Report each line of the data that includes the word "xlabel".
━━ GIVEN DATA ━━
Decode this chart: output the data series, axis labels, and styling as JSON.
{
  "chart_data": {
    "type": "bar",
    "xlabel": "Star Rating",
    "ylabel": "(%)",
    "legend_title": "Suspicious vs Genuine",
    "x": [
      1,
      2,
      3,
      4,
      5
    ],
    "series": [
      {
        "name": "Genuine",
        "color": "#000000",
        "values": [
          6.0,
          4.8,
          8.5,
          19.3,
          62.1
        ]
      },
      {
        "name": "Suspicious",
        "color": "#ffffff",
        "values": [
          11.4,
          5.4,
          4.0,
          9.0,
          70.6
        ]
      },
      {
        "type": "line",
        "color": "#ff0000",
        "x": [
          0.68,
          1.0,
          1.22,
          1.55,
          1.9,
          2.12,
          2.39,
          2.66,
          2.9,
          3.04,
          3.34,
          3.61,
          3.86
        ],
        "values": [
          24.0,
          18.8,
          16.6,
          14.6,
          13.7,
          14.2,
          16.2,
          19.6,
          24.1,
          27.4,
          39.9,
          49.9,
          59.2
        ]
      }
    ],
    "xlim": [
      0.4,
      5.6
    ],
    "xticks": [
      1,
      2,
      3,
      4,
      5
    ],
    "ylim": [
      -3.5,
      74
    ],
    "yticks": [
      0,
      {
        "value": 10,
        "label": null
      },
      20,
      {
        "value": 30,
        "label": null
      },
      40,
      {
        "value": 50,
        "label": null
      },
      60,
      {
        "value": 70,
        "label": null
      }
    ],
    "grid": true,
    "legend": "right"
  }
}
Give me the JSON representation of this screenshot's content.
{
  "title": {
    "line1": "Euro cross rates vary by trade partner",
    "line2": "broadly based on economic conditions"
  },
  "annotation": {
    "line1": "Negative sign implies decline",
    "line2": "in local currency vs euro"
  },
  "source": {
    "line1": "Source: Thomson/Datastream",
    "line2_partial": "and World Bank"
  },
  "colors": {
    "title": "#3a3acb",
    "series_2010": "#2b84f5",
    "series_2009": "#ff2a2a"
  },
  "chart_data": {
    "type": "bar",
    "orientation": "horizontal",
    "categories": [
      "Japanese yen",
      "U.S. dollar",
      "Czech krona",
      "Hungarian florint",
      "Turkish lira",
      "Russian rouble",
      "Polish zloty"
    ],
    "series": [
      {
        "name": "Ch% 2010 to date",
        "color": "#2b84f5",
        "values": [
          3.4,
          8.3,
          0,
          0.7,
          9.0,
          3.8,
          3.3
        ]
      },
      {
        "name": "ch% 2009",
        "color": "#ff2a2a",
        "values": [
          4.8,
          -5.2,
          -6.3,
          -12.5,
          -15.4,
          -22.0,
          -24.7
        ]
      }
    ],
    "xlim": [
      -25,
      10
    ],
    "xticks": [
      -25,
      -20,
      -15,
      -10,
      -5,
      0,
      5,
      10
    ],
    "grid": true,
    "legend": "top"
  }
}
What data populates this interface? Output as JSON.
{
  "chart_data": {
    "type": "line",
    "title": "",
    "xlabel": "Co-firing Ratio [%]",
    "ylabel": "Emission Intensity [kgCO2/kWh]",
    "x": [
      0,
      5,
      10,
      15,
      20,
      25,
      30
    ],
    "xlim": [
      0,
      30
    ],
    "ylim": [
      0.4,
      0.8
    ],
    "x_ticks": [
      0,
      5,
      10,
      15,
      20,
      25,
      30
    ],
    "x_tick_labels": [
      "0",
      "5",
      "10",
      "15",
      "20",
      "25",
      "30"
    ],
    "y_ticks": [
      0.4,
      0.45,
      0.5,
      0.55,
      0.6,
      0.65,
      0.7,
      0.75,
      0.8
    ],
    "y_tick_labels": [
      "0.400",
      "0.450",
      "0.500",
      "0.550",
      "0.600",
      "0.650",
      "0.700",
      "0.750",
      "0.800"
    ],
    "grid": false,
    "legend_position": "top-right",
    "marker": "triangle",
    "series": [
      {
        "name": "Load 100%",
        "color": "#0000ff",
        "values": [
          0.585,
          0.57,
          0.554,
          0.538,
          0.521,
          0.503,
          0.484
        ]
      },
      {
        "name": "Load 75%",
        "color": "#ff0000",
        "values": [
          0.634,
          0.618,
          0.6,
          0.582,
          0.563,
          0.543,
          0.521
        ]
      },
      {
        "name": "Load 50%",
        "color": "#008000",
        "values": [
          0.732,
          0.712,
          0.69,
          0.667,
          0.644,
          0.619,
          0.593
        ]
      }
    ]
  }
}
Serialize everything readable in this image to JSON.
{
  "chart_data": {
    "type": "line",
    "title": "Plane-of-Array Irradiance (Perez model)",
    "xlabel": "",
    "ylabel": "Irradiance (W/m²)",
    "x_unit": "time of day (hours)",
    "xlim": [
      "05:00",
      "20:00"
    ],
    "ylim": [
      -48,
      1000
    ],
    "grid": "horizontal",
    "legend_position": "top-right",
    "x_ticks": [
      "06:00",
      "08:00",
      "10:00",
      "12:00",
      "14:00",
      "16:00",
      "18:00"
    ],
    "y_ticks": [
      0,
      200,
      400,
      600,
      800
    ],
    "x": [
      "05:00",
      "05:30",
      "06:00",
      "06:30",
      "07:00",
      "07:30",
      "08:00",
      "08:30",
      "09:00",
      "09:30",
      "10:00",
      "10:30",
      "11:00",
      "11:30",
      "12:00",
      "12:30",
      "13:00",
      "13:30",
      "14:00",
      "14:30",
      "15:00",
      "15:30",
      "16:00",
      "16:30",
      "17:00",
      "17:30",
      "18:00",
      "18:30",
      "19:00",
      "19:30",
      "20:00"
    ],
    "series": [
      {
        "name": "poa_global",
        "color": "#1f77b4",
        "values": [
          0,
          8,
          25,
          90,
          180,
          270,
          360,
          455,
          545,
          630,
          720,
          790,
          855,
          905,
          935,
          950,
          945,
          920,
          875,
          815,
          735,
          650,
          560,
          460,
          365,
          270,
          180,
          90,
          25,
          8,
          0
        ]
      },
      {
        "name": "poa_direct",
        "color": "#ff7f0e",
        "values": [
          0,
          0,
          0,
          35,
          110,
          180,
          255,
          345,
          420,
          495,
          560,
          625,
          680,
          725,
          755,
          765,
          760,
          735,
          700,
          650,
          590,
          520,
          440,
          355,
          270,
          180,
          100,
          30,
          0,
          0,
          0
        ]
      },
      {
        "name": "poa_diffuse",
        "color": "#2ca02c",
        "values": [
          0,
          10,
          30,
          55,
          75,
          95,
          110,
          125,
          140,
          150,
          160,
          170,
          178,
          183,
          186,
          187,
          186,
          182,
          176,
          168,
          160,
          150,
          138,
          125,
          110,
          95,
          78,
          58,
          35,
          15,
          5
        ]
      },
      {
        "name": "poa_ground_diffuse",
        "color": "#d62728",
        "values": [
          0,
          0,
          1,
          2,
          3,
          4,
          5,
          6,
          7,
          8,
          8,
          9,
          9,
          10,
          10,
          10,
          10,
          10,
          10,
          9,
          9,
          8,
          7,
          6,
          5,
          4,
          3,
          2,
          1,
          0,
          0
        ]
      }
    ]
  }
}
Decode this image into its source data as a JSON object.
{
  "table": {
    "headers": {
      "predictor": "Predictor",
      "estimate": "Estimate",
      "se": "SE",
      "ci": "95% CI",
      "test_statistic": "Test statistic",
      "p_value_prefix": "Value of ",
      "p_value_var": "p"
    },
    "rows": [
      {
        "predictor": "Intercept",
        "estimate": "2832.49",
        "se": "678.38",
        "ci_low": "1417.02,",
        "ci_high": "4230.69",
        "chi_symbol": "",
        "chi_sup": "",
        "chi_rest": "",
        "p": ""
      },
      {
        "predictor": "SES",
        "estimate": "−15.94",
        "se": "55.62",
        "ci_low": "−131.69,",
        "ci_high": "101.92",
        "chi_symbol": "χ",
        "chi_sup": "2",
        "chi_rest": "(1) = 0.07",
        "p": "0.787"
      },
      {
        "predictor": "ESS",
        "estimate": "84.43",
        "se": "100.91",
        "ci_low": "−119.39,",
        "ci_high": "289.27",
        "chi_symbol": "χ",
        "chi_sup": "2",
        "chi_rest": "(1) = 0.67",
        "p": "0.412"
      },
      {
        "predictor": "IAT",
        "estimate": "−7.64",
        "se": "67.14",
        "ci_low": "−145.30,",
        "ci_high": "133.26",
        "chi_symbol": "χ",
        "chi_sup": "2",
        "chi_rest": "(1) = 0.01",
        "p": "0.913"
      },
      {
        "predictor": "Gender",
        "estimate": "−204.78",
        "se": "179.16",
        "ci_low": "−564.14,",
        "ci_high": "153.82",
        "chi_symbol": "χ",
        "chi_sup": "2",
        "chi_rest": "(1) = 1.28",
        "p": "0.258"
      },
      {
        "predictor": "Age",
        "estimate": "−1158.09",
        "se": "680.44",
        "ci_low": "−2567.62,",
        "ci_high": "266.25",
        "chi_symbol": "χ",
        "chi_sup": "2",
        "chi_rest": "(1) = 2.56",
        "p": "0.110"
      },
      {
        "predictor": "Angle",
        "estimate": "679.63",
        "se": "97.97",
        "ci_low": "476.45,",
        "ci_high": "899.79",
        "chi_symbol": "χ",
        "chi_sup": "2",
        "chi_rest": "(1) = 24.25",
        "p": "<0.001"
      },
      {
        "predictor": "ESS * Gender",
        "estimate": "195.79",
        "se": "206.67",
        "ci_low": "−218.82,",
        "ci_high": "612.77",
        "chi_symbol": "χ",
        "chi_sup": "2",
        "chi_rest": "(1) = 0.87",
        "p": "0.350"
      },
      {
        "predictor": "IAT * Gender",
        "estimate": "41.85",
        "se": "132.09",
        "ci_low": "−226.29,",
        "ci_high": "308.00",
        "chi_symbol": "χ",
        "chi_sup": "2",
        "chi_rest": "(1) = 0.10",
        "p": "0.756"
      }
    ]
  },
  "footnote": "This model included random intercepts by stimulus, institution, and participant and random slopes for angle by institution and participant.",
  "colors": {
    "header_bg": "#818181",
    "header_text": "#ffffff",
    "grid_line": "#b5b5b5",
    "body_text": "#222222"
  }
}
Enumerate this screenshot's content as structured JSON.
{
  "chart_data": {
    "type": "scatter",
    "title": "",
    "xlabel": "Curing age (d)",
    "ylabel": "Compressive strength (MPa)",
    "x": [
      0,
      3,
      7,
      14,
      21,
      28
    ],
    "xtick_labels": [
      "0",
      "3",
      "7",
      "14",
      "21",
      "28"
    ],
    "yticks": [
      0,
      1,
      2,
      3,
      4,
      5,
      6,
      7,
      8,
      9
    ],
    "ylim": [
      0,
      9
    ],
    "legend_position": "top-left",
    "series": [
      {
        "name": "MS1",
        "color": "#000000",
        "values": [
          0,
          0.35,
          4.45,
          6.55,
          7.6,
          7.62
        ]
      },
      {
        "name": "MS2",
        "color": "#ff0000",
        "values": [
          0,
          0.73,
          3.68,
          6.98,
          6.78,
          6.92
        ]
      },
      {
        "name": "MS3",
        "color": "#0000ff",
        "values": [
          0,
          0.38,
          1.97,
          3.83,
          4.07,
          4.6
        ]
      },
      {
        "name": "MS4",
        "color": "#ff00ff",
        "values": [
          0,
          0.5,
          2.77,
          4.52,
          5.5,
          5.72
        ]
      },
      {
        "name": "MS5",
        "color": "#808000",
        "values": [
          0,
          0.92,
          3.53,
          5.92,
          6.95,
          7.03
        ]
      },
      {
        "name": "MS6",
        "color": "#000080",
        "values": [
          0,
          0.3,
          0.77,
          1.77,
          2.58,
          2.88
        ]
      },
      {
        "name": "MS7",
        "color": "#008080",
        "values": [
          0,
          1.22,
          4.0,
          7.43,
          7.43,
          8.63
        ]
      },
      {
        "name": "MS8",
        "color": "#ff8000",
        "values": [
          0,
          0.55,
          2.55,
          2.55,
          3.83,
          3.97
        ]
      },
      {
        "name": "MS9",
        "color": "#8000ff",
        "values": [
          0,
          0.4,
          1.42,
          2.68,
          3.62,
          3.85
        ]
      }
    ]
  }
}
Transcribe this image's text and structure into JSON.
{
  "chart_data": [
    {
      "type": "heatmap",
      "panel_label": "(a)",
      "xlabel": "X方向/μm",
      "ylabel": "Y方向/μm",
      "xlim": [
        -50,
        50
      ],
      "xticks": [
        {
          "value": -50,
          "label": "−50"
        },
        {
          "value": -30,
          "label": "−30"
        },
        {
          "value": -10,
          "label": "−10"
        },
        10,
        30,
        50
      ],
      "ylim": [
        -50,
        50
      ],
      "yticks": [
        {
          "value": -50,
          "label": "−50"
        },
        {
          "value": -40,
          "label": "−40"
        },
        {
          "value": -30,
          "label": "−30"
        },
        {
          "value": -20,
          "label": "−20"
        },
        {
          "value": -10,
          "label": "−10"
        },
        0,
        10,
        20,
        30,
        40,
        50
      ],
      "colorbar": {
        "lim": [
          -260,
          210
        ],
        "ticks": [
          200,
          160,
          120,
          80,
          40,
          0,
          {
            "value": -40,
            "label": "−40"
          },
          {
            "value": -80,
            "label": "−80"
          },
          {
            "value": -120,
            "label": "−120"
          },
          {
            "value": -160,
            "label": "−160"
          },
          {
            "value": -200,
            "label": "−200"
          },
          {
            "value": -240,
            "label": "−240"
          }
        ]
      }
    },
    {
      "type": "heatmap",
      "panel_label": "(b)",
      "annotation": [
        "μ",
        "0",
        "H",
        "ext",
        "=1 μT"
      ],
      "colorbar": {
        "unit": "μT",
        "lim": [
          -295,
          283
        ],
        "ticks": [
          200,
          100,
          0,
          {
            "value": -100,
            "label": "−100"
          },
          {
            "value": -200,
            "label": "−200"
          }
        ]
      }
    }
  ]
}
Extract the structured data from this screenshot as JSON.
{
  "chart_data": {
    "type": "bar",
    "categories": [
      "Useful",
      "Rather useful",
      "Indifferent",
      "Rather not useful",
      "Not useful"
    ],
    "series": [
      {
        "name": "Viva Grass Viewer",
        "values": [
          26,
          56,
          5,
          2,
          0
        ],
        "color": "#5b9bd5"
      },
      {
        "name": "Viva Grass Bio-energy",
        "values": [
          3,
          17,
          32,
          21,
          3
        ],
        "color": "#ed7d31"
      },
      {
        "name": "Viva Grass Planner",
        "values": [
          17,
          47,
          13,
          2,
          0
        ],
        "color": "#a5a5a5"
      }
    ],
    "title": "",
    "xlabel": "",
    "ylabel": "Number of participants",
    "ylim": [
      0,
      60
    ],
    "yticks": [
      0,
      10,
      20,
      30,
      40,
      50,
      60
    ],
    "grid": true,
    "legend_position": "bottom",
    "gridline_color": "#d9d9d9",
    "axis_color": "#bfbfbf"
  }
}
━━━
◆ SOLVED PROBLEM
    "xlabel": "Star Rating",
    "xlabel": "Co-firing Ratio [%]",
    "xlabel": "",
    "xlabel": "Curing age (d)",
      "xlabel": "X方向/μm",
    "xlabel": "",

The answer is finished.